**EXTRACT TO READ:**
# # # # # # #
[m-rev.] for review: Change behaviour of string.prev_index on ill-formed sequences.

Mark Brown mark at mercurylang.org
Thu Oct 17 03:08:21 AEDT 2019


Looks good to me.

On Wed, Oct 16, 2019 at 5:04 PM Peter Wang <novalazy at gmail.com> wrote:

> library/string.m:
>     Make string.prev_index and string.unsafe_prev_index
>     return either U+FFFD or an unpaired surrogate code point
>     when an ill-formed code unit sequence is detected.
>
> tests/hard_coded/Mmakefile:
> tests/hard_coded/string_prev_index_ilseq.exp:
> tests/hard_coded/string_prev_index_ilseq.exp2:
> tests/hard_coded/string_prev_index_ilseq.m:
>     Add test case.
> ---
>  library/string.m                              | 91 ++++++++++---------
>  tests/hard_coded/Mmakefile                    |  1 +
>  tests/hard_coded/string_prev_index_ilseq.exp  |  5 +
>  tests/hard_coded/string_prev_index_ilseq.exp2 |  5 +
>  tests/hard_coded/string_prev_index_ilseq.m    | 44 +++++++++
>  5 files changed, 104 insertions(+), 42 deletions(-)
>  create mode 100644 tests/hard_coded/string_prev_index_ilseq.exp
>  create mode 100644 tests/hard_coded/string_prev_index_ilseq.exp2
>  create mode 100644 tests/hard_coded/string_prev_index_ilseq.m
>
> diff --git a/library/string.m b/library/string.m
> index b687cece3..1b0d32e87 100644
> --- a/library/string.m
> +++ b/library/string.m
> @@ -299,19 +299,27 @@
>      %
>  :- pred unsafe_index_next(string::in, int::in, int::out, char::uo) is
> semidet.
# # # # # # #
Saved data entries:
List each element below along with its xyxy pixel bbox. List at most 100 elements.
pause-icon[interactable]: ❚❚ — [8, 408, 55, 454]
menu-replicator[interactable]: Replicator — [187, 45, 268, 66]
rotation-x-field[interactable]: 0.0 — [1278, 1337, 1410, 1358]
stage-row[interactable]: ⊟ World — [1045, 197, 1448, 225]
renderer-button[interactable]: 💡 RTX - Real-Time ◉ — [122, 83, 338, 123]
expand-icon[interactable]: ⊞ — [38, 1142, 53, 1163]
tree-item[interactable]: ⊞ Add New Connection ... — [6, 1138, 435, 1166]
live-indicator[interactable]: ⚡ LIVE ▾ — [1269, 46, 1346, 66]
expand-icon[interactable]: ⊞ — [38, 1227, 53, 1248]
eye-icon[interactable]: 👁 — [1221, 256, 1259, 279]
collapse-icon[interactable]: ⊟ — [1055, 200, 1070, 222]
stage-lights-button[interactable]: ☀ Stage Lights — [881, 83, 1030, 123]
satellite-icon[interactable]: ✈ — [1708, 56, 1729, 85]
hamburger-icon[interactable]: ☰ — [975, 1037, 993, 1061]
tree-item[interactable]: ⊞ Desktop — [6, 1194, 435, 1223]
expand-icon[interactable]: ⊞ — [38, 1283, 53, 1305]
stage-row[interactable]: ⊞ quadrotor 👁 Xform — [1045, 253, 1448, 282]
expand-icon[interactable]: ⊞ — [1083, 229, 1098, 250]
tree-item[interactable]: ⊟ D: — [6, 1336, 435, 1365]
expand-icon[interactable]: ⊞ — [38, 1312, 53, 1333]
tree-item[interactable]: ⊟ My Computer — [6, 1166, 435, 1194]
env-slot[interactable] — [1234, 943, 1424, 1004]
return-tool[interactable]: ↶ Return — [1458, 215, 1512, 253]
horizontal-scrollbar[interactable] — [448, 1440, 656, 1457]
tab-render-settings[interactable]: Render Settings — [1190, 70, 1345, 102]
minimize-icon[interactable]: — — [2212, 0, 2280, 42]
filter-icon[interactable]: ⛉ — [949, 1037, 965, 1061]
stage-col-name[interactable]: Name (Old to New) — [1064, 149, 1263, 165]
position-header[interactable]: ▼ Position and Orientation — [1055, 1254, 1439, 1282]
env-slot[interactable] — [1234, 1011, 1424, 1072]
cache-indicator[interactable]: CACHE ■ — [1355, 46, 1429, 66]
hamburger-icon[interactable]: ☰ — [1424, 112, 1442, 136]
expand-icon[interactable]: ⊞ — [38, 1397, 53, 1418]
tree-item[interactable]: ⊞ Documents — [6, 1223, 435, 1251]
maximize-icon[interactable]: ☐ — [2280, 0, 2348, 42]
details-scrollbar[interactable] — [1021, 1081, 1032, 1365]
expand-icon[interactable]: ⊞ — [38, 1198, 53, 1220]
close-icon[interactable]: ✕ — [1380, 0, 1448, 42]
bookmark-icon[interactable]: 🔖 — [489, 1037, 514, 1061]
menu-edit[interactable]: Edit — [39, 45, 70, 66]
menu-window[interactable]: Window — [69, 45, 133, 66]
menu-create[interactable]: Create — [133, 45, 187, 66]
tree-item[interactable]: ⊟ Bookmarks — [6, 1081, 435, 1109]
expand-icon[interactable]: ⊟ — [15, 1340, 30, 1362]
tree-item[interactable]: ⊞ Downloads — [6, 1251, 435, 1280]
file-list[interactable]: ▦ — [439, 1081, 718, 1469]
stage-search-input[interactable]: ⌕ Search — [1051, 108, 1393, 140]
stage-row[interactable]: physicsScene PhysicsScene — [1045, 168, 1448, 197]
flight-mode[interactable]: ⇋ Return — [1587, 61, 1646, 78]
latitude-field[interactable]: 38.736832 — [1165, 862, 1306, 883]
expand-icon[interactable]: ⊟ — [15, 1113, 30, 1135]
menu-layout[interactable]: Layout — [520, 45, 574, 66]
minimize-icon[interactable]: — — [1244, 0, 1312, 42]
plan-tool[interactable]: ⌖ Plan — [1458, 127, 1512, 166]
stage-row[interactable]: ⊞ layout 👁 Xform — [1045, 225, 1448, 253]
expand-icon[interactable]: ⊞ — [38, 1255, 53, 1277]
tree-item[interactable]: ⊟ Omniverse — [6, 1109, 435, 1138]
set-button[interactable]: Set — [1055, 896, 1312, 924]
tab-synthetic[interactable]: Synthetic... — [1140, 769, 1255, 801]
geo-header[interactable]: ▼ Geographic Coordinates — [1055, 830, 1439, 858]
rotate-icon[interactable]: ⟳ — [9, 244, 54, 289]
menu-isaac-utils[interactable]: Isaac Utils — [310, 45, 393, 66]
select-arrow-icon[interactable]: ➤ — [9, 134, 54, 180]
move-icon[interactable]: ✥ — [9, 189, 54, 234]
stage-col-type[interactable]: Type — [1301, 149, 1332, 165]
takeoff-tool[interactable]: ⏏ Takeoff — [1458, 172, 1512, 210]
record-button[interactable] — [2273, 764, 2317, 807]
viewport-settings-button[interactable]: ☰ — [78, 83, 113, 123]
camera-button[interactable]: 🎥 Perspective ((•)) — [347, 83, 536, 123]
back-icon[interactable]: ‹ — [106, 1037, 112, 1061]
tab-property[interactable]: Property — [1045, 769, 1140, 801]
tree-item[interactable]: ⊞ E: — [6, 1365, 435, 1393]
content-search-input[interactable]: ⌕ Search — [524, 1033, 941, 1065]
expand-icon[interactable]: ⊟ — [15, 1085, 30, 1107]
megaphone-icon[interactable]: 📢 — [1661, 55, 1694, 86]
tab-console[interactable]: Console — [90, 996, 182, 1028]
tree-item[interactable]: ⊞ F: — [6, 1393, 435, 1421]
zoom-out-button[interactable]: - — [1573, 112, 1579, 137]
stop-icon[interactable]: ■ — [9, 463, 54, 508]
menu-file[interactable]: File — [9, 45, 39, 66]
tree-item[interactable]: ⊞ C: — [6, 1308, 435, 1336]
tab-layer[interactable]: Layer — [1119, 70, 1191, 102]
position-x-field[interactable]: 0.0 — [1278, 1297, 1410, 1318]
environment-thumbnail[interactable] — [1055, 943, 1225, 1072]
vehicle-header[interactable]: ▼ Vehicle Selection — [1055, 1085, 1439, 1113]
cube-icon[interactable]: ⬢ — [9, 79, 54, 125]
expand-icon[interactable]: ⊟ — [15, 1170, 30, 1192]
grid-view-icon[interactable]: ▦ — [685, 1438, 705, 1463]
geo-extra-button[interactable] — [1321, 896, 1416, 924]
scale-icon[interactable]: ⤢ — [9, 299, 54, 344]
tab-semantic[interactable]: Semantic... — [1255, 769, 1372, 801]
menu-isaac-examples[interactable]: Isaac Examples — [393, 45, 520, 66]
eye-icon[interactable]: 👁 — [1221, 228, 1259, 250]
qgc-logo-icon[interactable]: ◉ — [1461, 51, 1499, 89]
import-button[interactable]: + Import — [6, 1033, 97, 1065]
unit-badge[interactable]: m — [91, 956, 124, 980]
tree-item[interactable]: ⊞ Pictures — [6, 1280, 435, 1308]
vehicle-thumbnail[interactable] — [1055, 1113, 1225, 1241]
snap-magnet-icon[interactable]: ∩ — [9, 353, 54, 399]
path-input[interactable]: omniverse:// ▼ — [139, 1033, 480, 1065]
# # # # # # #
**EXERCISE DETAILS:** Copy the review post word for word, between "On Wed, Oct" and "sequence is detected.", inclusive. The lines stand apart from the review post and are separate material.

**THE ANSWER:**
On Wed, Oct 16, 2019 at 5:04 PM Peter Wang <novalazy at gmail.com> wrote:

> library/string.m:
>     Make string.prev_index and string.unsafe_prev_index
>     return either U+FFFD or an unpaired surrogate code point
>     when an ill-formed code unit sequence is detected.